● Given data:
------------

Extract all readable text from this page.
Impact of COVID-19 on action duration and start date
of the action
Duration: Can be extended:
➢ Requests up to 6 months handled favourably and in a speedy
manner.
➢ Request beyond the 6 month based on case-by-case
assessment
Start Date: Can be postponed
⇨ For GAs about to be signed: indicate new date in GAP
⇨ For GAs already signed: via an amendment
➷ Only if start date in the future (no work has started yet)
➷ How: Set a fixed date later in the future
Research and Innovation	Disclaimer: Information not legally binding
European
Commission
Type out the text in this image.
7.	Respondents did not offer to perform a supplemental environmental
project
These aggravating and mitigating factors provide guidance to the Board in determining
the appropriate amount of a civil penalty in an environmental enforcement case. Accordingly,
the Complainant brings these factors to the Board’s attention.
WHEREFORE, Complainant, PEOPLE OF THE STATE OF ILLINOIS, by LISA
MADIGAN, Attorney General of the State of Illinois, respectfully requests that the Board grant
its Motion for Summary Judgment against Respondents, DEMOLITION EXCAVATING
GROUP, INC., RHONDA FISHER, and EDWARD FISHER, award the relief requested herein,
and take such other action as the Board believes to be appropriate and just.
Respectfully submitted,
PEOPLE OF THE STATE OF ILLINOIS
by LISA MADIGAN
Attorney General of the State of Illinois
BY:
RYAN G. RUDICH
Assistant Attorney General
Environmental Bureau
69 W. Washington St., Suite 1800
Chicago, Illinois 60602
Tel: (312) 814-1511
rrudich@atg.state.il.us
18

------------

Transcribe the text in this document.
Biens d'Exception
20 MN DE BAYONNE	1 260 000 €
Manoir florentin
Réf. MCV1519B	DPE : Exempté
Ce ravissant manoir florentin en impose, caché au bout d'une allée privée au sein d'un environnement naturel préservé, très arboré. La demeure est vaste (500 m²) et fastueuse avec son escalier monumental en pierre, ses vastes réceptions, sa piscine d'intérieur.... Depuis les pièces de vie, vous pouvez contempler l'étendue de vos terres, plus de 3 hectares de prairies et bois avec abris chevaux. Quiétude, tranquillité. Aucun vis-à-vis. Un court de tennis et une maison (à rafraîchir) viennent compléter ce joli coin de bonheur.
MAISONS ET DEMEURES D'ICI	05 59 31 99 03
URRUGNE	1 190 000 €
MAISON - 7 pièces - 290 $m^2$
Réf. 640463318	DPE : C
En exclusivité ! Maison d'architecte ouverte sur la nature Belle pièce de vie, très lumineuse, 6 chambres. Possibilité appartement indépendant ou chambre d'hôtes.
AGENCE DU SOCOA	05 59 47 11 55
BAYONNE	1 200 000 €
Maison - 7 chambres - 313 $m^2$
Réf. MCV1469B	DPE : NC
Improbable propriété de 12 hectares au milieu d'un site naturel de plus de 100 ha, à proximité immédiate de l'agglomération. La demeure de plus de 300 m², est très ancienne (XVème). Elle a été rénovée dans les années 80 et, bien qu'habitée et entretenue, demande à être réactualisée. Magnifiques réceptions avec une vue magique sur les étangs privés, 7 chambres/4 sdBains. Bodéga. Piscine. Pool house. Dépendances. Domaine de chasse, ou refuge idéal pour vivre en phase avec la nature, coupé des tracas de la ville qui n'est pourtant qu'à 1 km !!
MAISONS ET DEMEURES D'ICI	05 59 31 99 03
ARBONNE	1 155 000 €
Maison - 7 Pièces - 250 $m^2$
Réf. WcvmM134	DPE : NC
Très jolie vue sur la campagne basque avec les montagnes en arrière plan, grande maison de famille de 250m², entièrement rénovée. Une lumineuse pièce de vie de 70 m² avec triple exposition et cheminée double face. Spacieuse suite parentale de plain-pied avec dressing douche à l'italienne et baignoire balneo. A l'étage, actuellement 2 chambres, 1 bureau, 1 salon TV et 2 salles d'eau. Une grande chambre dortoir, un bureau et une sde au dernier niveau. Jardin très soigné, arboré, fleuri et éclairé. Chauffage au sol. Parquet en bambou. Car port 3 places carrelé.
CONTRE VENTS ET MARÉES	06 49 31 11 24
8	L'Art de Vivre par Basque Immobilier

------------

● Instructions for the task: Reply with the number of lines in the material above that contain "action", and nothing more.

● Full answer: 3